Some records
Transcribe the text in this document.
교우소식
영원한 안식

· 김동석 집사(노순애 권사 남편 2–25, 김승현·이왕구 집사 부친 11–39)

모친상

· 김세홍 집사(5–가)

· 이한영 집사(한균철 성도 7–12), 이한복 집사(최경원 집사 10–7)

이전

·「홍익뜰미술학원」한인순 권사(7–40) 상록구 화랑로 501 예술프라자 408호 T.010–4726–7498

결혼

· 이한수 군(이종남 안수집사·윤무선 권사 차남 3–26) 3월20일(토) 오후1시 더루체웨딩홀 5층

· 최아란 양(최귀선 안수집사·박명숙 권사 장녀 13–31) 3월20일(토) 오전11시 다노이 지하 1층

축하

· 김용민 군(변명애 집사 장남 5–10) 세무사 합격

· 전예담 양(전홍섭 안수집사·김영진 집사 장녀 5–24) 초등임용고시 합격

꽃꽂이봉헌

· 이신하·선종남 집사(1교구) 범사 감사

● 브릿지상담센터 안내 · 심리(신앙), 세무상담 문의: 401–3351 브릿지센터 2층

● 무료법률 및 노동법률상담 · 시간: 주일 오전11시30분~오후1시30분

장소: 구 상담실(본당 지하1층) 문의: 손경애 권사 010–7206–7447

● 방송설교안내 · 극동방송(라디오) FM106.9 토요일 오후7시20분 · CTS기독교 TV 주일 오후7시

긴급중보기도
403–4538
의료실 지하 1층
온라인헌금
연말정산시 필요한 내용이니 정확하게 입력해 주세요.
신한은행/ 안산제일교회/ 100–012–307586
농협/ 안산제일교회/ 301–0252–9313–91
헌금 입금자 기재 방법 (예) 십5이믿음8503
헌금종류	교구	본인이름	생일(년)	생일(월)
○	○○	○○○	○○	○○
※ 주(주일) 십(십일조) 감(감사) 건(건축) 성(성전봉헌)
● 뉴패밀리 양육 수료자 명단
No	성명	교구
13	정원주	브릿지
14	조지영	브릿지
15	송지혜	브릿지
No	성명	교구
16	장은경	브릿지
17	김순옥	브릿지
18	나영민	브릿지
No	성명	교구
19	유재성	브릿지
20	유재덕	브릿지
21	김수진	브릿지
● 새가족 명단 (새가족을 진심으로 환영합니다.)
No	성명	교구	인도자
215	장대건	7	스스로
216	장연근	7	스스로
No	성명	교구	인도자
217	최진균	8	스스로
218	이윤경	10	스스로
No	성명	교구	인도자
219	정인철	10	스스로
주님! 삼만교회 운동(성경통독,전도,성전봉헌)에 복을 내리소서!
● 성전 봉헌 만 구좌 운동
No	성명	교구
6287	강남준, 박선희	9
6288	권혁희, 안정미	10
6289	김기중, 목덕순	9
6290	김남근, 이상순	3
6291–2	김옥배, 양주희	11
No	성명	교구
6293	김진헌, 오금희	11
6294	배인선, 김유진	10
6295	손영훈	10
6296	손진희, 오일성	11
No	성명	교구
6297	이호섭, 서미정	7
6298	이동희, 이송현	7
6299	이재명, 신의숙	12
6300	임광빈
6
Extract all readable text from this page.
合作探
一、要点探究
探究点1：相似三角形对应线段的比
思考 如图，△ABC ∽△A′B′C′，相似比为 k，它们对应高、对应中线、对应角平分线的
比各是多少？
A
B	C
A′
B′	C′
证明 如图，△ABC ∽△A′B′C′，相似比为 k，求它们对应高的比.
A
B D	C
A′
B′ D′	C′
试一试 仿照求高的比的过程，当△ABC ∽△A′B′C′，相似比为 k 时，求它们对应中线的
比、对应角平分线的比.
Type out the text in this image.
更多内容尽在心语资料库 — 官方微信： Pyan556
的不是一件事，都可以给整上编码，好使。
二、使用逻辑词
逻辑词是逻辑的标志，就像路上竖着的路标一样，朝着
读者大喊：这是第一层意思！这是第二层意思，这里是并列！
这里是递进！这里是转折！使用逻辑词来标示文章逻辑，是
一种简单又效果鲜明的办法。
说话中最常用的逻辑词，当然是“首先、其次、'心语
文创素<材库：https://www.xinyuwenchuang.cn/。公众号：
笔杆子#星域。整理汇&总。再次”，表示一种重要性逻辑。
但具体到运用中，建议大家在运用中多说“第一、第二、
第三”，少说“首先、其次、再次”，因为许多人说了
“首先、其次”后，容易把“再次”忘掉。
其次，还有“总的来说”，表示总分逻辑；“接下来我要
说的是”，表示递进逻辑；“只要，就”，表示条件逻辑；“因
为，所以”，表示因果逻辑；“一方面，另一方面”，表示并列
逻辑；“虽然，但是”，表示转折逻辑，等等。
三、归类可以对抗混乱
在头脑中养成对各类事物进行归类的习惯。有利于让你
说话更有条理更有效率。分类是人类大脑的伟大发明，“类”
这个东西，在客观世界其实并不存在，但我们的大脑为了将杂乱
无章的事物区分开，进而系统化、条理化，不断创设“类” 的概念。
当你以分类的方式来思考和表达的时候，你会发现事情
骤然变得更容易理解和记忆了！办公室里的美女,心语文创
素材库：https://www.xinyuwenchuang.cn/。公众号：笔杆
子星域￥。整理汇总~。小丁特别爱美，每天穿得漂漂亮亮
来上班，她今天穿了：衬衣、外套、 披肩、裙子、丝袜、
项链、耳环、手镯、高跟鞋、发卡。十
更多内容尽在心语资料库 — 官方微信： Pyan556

Problem
Copy each line exactly, from the line containing "Extract all readable text from this page." down to the last line of the material, and no other lines.

Solution
Extract all readable text from this page.
合作探
一、要点探究
探究点1：相似三角形对应线段的比
思考 如图，△ABC ∽△A′B′C′，相似比为 k，它们对应高、对应中线、对应角平分线的
比各是多少？
A
B	C
A′
B′	C′
证明 如图，△ABC ∽△A′B′C′，相似比为 k，求它们对应高的比.
A
B D	C
A′
B′ D′	C′
试一试 仿照求高的比的过程，当△ABC ∽△A′B′C′，相似比为 k 时，求它们对应中线的
比、对应角平分线的比.
Type out the text in this image.
更多内容尽在心语资料库 — 官方微信： Pyan556
的不是一件事，都可以给整上编码，好使。
二、使用逻辑词
逻辑词是逻辑的标志，就像路上竖着的路标一样，朝着
读者大喊：这是第一层意思！这是第二层意思，这里是并列！
这里是递进！这里是转折！使用逻辑词来标示文章逻辑，是
一种简单又效果鲜明的办法。
说话中最常用的逻辑词，当然是“首先、其次、'心语
文创素<材库：https://www.xinyuwenchuang.cn/。公众号：
笔杆子#星域。整理汇&总。再次”，表示一种重要性逻辑。
但具体到运用中，建议大家在运用中多说“第一、第二、
第三”，少说“首先、其次、再次”，因为许多人说了
“首先、其次”后，容易把“再次”忘掉。
其次，还有“总的来说”，表示总分逻辑；“接下来我要
说的是”，表示递进逻辑；“只要，就”，表示条件逻辑；“因
为，所以”，表示因果逻辑；“一方面，另一方面”，表示并列
逻辑；“虽然，但是”，表示转折逻辑，等等。
三、归类可以对抗混乱
在头脑中养成对各类事物进行归类的习惯。有利于让你
说话更有条理更有效率。分类是人类大脑的伟大发明，“类”
这个东西，在客观世界其实并不存在，但我们的大脑为了将杂乱
无章的事物区分开，进而系统化、条理化，不断创设“类” 的概念。
当你以分类的方式来思考和表达的时候，你会发现事情
骤然变得更容易理解和记忆了！办公室里的美女,心语文创
素材库：https://www.xinyuwenchuang.cn/。公众号：笔杆
子星域￥。整理汇总~。小丁特别爱美，每天穿得漂漂亮亮
来上班，她今天穿了：衬衣、外套、 披肩、裙子、丝袜、
项链、耳环、手镯、高跟鞋、发卡。十
更多内容尽在心语资料库 — 官方微信： Pyan556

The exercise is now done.